**RECORDS PROVIDED:**

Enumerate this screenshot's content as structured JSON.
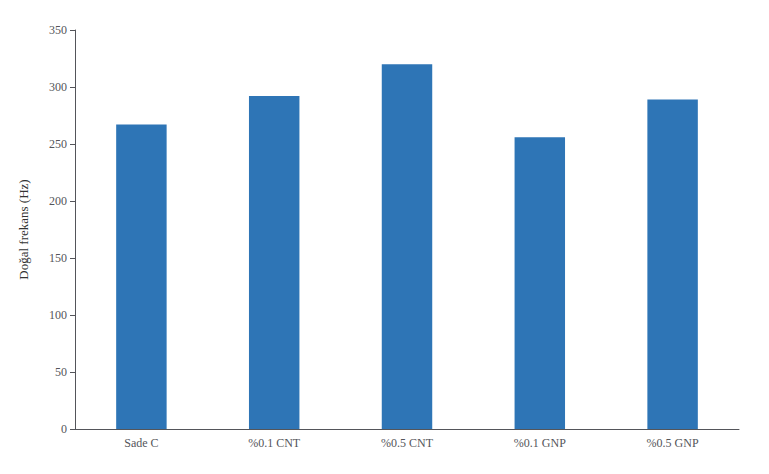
{
  "chart_data": {
    "type": "bar",
    "categories": [
      "Sade C",
      "%0.1 CNT",
      "%0.5 CNT",
      "%0.1 GNP",
      "%0.5 GNP"
    ],
    "values": [
      267,
      292,
      320,
      256,
      289
    ],
    "color": "#2E75B6",
    "ylabel": "Doğal frekans (Hz)",
    "ylim": [
      0,
      350
    ],
    "yticks": [
      0,
      50,
      100,
      150,
      200,
      250,
      300,
      350
    ],
    "grid": false
  }
}
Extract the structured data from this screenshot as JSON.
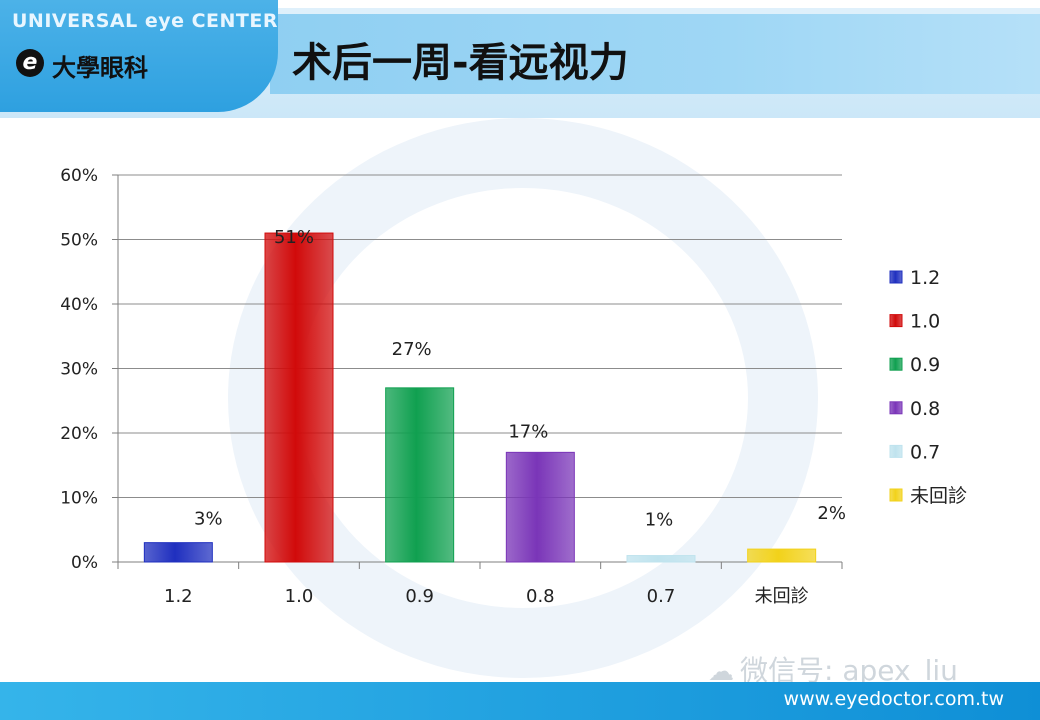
{
  "header": {
    "brand_en": "UNIVERSAL eye CENTER",
    "brand_mark": "e",
    "brand_zh": "大學眼科",
    "title": "术后一周-看远视力"
  },
  "footer": {
    "wechat": "微信号: apex_liu",
    "website": "www.eyedoctor.com.tw"
  },
  "chart_data": {
    "type": "bar",
    "title": "",
    "xlabel": "",
    "ylabel": "",
    "categories": [
      "1.2",
      "1.0",
      "0.9",
      "0.8",
      "0.7",
      "未回診"
    ],
    "values": [
      3,
      51,
      27,
      17,
      1,
      2
    ],
    "value_labels": [
      "3%",
      "51%",
      "27%",
      "17%",
      "1%",
      "2%"
    ],
    "colors": [
      "#1f2fbf",
      "#d10a0a",
      "#10a050",
      "#7a35b8",
      "#bfe3ee",
      "#f2d21a"
    ],
    "ylim": [
      0,
      60
    ],
    "yticks": [
      "0%",
      "10%",
      "20%",
      "30%",
      "40%",
      "50%",
      "60%"
    ],
    "grid": true,
    "legend": {
      "position": "right",
      "entries": [
        "1.2",
        "1.0",
        "0.9",
        "0.8",
        "0.7",
        "未回診"
      ]
    }
  }
}
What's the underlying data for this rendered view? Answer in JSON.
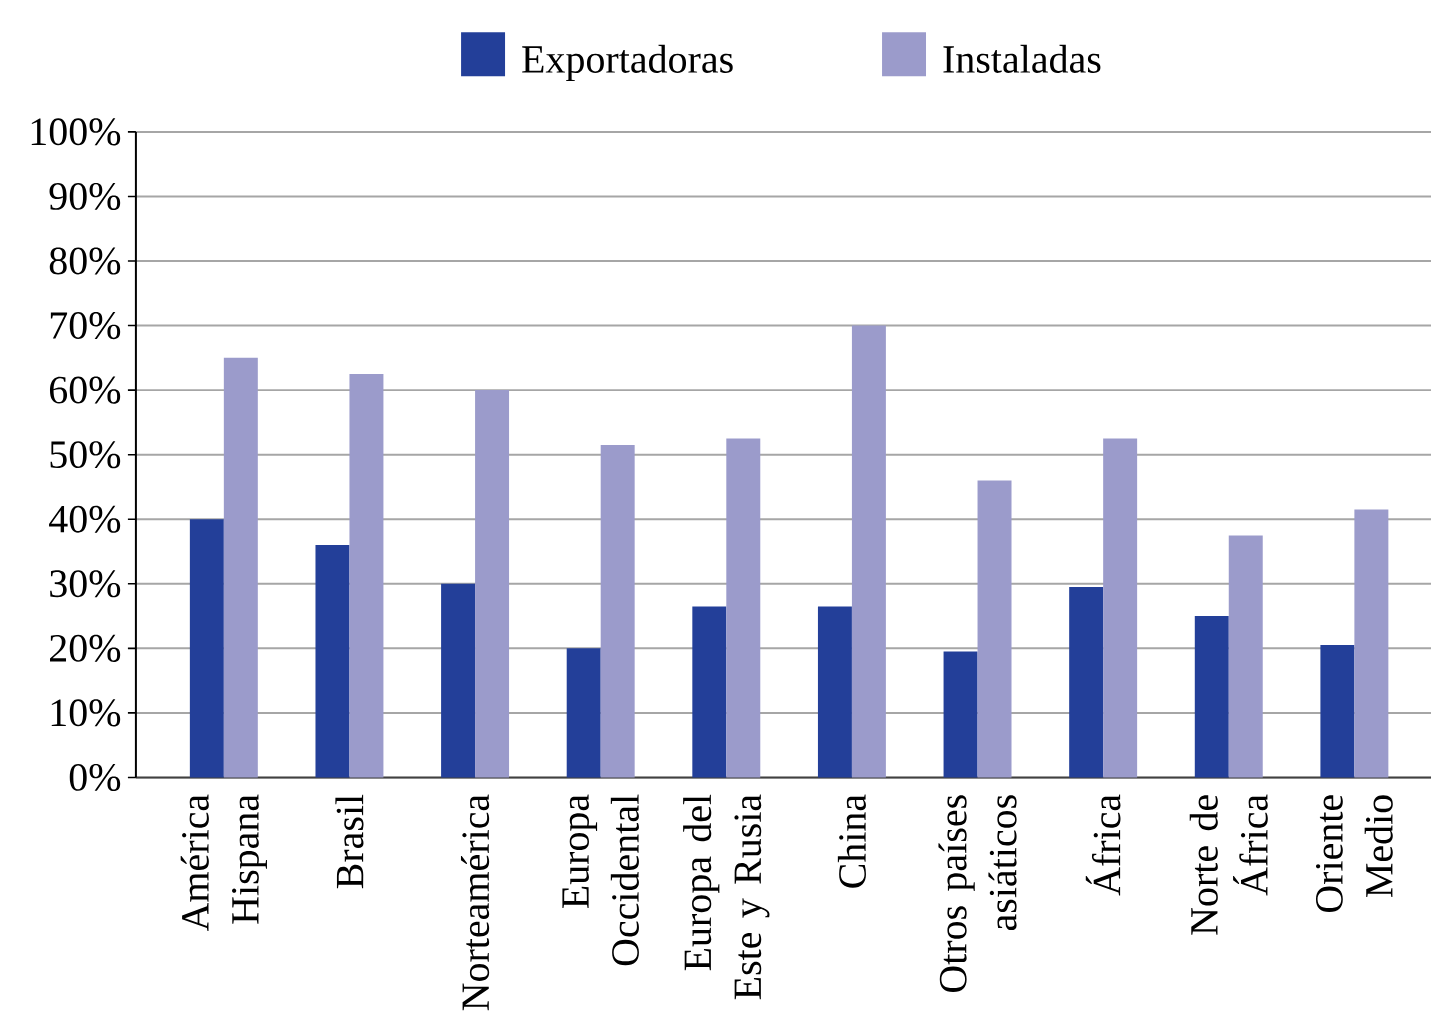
{
  "chart_data": {
    "type": "bar",
    "categories": [
      "América Hispana",
      "Brasil",
      "Norteamérica",
      "Europa Occidental",
      "Europa del Este y Rusia",
      "China",
      "Otros países asiáticos",
      "África",
      "Norte de África",
      "Oriente Medio"
    ],
    "series": [
      {
        "name": "Exportadoras",
        "color": "#233f99",
        "values": [
          40,
          36,
          30,
          20,
          26.5,
          26.5,
          19.5,
          29.5,
          25,
          20.5
        ]
      },
      {
        "name": "Instaladas",
        "color": "#9b9bcb",
        "values": [
          65,
          62.5,
          60,
          51.5,
          52.5,
          70,
          46,
          52.5,
          37.5,
          41.5
        ]
      }
    ],
    "ylim": [
      0,
      100
    ],
    "yticks": [
      {
        "value": 0,
        "label": "0%"
      },
      {
        "value": 10,
        "label": "10%"
      },
      {
        "value": 20,
        "label": "20%"
      },
      {
        "value": 30,
        "label": "30%"
      },
      {
        "value": 40,
        "label": "40%"
      },
      {
        "value": 50,
        "label": "50%"
      },
      {
        "value": 60,
        "label": "60%"
      },
      {
        "value": 70,
        "label": "70%"
      },
      {
        "value": 80,
        "label": "80%"
      },
      {
        "value": 90,
        "label": "90%"
      },
      {
        "value": 100,
        "label": "100%"
      }
    ],
    "grid": "y",
    "legend": "top"
  }
}
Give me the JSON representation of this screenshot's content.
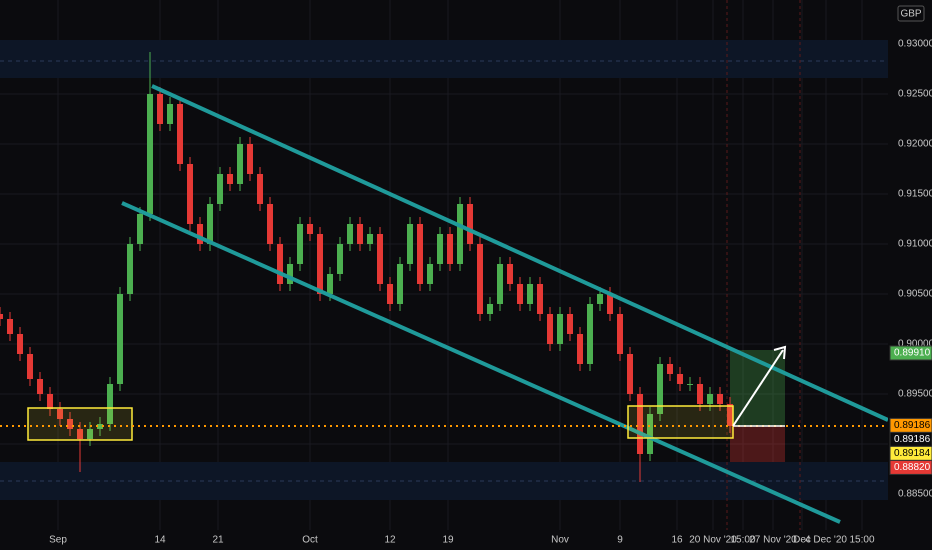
{
  "chart_data": {
    "type": "candlestick",
    "currency": "GBP",
    "open": [
      0.903,
      0.9025,
      0.901,
      0.899,
      0.8965,
      0.895,
      0.8935,
      0.8925,
      0.8915,
      0.8905,
      0.8915,
      0.892,
      0.896,
      0.905,
      0.91,
      0.913,
      0.925,
      0.922,
      0.924,
      0.918,
      0.912,
      0.91,
      0.914,
      0.917,
      0.916,
      0.92,
      0.917,
      0.914,
      0.91,
      0.906,
      0.908,
      0.912,
      0.911,
      0.905,
      0.907,
      0.91,
      0.912,
      0.91,
      0.911,
      0.906,
      0.904,
      0.908,
      0.912,
      0.906,
      0.908,
      0.911,
      0.908,
      0.914,
      0.91,
      0.903,
      0.904,
      0.908,
      0.906,
      0.904,
      0.906,
      0.903,
      0.9,
      0.903,
      0.901,
      0.898,
      0.904,
      0.905,
      0.903,
      0.899,
      0.895,
      0.889,
      0.893,
      0.898,
      0.897,
      0.896,
      0.896,
      0.894,
      0.895,
      0.894
    ],
    "high": [
      0.9037,
      0.9032,
      0.9017,
      0.8997,
      0.8972,
      0.8957,
      0.8942,
      0.8932,
      0.8922,
      0.8922,
      0.8927,
      0.8967,
      0.9057,
      0.9107,
      0.9137,
      0.9292,
      0.9257,
      0.9247,
      0.9247,
      0.9187,
      0.9127,
      0.9147,
      0.9177,
      0.9177,
      0.9207,
      0.9207,
      0.9177,
      0.9147,
      0.9107,
      0.9087,
      0.9127,
      0.9127,
      0.9117,
      0.9077,
      0.9107,
      0.9127,
      0.9127,
      0.9117,
      0.9117,
      0.9067,
      0.9087,
      0.9127,
      0.9127,
      0.9087,
      0.9117,
      0.9117,
      0.9147,
      0.9147,
      0.9107,
      0.9047,
      0.9087,
      0.9087,
      0.9067,
      0.9067,
      0.9067,
      0.9037,
      0.9037,
      0.9037,
      0.9017,
      0.9047,
      0.9057,
      0.9057,
      0.9037,
      0.8997,
      0.8957,
      0.8937,
      0.8987,
      0.8987,
      0.8977,
      0.8967,
      0.8967,
      0.8957,
      0.8957,
      0.8947
    ],
    "low": [
      0.9018,
      0.9003,
      0.8983,
      0.8958,
      0.8943,
      0.8928,
      0.8918,
      0.8908,
      0.8872,
      0.8898,
      0.8908,
      0.8913,
      0.8953,
      0.9043,
      0.9093,
      0.9123,
      0.9213,
      0.9213,
      0.9173,
      0.9113,
      0.9093,
      0.9093,
      0.9133,
      0.9153,
      0.9153,
      0.9163,
      0.9133,
      0.9093,
      0.9053,
      0.9053,
      0.9073,
      0.9103,
      0.9043,
      0.9043,
      0.9063,
      0.9093,
      0.9093,
      0.9093,
      0.9053,
      0.9033,
      0.9033,
      0.9073,
      0.9053,
      0.9053,
      0.9073,
      0.9073,
      0.9073,
      0.9093,
      0.9023,
      0.9023,
      0.9033,
      0.9053,
      0.9033,
      0.9033,
      0.9023,
      0.8993,
      0.8993,
      0.9003,
      0.8973,
      0.8973,
      0.9033,
      0.9023,
      0.8983,
      0.8943,
      0.8862,
      0.8883,
      0.8923,
      0.8963,
      0.8953,
      0.8953,
      0.8933,
      0.8933,
      0.8933,
      0.8911
    ],
    "close": [
      0.9025,
      0.901,
      0.899,
      0.8965,
      0.895,
      0.8935,
      0.8925,
      0.8915,
      0.8905,
      0.8915,
      0.892,
      0.896,
      0.905,
      0.91,
      0.913,
      0.925,
      0.922,
      0.924,
      0.918,
      0.912,
      0.91,
      0.914,
      0.917,
      0.916,
      0.92,
      0.917,
      0.914,
      0.91,
      0.906,
      0.908,
      0.912,
      0.911,
      0.905,
      0.907,
      0.91,
      0.912,
      0.91,
      0.911,
      0.906,
      0.904,
      0.908,
      0.912,
      0.906,
      0.908,
      0.911,
      0.908,
      0.914,
      0.91,
      0.903,
      0.904,
      0.908,
      0.906,
      0.904,
      0.906,
      0.903,
      0.9,
      0.903,
      0.901,
      0.898,
      0.904,
      0.905,
      0.903,
      0.899,
      0.895,
      0.889,
      0.893,
      0.898,
      0.897,
      0.896,
      0.896,
      0.894,
      0.895,
      0.894,
      0.8918
    ],
    "up_color": "#4caf50",
    "down_color": "#e53935",
    "xlim": [
      0,
      88.8
    ],
    "ylim": [
      0.8814,
      0.9344
    ],
    "xticks": [
      {
        "value": 5.8,
        "label": "Sep"
      },
      {
        "value": 16.0,
        "label": "14"
      },
      {
        "value": 21.8,
        "label": "21"
      },
      {
        "value": 31.0,
        "label": "Oct"
      },
      {
        "value": 39.0,
        "label": "12"
      },
      {
        "value": 44.8,
        "label": "19"
      },
      {
        "value": 56.0,
        "label": "Nov"
      },
      {
        "value": 62.0,
        "label": "9"
      },
      {
        "value": 67.7,
        "label": "16"
      },
      {
        "value": 71.3,
        "label": "20 Nov '20"
      },
      {
        "value": 74.3,
        "label": "15:00"
      },
      {
        "value": 77.3,
        "label": "27 Nov '20"
      },
      {
        "value": 80.2,
        "label": "Dec"
      },
      {
        "value": 82.6,
        "label": "4 Dec '20"
      },
      {
        "value": 86.2,
        "label": "15:00"
      }
    ],
    "yticks": [
      {
        "value": 0.885,
        "label": "0.88500"
      },
      {
        "value": 0.89,
        "label": "0.89000"
      },
      {
        "value": 0.895,
        "label": "0.89500"
      },
      {
        "value": 0.9,
        "label": "0.90000"
      },
      {
        "value": 0.905,
        "label": "0.90500"
      },
      {
        "value": 0.91,
        "label": "0.91000"
      },
      {
        "value": 0.915,
        "label": "0.91500"
      },
      {
        "value": 0.92,
        "label": "0.92000"
      },
      {
        "value": 0.925,
        "label": "0.92500"
      },
      {
        "value": 0.93,
        "label": "0.93000"
      }
    ],
    "grid": true,
    "price_tags": [
      {
        "value": 0.8991,
        "label": "0.89910",
        "color": "#4caf50"
      },
      {
        "value": 0.89186,
        "label": "0.89186",
        "color": "#ff9800"
      },
      {
        "value": 0.89186,
        "label": "0.89186",
        "color": "#0b0b0e"
      },
      {
        "value": 0.89184,
        "label": "0.89184",
        "color": "#ffeb3b"
      },
      {
        "value": 0.8882,
        "label": "0.88820",
        "color": "#e53935"
      }
    ]
  }
}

**WHAT NEEDS TO BE DONE:**
Check each line of the records for the word "JSON" and extract those that contain it.

**FULL RESPONSE:**
Enumerate this screenshot's content as structured JSON.
Extract the structured data from this screenshot as JSON.
What's the underlying data for this rendered view? Answer in JSON.
Give me the JSON representation of this screenshot's content.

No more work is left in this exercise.